DIRECTIONS:
Find the number of lines below in which the word "text" appears, and write that number only.

Stored data entries:
_ _ _ _

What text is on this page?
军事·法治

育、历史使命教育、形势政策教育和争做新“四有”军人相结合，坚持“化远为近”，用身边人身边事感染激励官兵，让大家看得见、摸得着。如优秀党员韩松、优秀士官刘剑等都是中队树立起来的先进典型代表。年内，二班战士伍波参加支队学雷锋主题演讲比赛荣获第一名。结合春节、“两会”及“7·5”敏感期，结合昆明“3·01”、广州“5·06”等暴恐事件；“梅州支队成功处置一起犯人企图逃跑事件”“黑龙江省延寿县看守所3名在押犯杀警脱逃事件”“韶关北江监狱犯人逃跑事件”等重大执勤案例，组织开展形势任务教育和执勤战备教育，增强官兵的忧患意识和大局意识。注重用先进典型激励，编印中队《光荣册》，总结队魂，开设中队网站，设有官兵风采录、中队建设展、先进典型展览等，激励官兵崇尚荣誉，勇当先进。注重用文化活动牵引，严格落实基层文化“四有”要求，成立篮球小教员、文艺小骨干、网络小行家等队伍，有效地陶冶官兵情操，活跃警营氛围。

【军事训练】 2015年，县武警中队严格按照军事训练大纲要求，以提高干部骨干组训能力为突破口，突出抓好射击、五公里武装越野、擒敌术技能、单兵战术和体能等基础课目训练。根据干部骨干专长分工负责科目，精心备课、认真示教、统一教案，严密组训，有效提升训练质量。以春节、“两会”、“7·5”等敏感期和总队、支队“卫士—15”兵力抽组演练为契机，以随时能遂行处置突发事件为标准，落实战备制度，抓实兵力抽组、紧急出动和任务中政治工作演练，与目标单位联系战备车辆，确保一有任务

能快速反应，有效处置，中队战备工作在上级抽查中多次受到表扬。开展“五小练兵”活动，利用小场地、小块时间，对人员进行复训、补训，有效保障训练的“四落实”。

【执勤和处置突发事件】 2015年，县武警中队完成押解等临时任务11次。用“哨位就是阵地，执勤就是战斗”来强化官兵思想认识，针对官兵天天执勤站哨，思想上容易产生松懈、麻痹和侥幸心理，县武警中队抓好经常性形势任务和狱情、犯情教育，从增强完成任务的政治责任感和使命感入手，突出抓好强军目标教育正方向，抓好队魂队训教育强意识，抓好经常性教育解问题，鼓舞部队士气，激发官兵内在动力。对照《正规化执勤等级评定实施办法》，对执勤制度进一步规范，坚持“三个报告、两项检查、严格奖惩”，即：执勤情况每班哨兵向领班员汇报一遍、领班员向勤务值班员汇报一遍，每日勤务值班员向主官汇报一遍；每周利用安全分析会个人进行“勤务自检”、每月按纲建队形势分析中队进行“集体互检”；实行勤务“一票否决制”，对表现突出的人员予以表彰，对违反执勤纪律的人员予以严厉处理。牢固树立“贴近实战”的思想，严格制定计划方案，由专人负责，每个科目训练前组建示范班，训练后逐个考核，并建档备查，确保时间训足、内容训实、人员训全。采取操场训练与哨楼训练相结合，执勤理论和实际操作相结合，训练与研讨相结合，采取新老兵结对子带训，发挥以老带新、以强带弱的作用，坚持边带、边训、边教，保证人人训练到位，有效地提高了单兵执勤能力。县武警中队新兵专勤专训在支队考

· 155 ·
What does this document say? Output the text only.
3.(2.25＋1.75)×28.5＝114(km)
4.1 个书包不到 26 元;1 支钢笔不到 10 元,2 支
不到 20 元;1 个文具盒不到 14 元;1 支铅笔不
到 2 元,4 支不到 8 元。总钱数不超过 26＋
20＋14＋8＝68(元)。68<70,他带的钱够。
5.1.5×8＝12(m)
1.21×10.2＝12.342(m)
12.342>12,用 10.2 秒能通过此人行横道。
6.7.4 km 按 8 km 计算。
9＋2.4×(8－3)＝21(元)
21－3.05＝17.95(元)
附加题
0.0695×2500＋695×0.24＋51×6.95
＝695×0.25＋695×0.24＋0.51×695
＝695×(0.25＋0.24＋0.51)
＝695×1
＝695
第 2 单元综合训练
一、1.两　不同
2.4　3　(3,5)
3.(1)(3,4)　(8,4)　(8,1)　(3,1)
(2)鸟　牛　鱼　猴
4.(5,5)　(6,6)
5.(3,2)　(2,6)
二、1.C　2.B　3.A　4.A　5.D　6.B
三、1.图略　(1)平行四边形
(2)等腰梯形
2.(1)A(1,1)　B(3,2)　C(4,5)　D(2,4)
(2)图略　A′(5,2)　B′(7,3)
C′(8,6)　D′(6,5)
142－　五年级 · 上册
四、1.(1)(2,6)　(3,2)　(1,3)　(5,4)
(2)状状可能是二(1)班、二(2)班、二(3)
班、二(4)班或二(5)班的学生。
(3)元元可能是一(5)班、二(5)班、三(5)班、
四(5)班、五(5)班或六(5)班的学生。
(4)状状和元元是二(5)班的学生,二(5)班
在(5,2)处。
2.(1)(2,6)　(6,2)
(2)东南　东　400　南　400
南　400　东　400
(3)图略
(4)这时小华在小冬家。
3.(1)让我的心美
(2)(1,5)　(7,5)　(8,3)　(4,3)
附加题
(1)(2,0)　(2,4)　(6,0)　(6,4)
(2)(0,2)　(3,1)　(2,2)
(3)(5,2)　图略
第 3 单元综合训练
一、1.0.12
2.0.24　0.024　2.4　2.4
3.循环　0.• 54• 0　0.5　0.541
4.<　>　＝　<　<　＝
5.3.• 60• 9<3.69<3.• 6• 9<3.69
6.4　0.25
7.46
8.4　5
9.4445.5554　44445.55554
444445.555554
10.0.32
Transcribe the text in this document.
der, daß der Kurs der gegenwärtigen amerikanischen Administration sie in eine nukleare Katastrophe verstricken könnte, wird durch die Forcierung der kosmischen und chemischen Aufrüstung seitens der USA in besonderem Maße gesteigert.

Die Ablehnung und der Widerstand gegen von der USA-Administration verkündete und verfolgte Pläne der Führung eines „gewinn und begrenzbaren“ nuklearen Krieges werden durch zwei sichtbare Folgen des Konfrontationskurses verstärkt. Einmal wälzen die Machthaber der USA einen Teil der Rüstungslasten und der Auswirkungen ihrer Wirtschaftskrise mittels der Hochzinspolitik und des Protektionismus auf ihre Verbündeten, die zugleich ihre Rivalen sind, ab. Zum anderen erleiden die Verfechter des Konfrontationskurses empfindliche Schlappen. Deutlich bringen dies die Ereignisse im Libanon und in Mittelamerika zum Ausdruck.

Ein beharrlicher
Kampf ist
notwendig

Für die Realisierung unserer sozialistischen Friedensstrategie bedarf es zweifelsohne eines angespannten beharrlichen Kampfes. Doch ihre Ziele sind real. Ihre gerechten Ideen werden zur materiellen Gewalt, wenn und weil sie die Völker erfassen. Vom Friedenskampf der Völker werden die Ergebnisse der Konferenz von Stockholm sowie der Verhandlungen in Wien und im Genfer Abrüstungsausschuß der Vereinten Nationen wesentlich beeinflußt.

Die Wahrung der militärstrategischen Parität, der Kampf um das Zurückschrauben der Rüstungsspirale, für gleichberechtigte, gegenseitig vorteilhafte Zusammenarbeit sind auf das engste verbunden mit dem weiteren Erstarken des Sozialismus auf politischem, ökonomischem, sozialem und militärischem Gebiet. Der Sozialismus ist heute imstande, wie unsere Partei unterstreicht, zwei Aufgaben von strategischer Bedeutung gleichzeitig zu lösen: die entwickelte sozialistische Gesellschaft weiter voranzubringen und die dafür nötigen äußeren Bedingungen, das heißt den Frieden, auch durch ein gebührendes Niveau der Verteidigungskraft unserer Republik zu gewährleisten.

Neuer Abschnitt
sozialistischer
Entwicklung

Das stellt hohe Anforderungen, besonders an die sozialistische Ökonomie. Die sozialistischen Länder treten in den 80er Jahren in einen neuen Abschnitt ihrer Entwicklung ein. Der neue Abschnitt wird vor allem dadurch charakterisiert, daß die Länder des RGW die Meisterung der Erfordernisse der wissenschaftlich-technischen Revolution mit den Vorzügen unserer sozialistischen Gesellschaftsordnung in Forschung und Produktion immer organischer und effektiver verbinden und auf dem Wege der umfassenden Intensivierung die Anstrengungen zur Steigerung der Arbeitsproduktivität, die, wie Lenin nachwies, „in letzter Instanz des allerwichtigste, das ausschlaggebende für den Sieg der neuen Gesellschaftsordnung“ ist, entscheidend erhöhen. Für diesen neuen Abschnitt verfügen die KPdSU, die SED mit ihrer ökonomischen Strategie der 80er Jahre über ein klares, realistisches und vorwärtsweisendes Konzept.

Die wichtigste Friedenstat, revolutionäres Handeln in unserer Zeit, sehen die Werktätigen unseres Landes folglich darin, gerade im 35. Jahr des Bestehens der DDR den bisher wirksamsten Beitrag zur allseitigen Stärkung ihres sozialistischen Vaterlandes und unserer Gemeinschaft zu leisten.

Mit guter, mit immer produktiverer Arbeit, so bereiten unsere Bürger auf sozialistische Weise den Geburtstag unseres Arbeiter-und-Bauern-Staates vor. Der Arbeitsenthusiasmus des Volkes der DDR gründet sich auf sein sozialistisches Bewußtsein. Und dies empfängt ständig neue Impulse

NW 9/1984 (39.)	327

_ _ _ _

RESPONSE BELOW:
3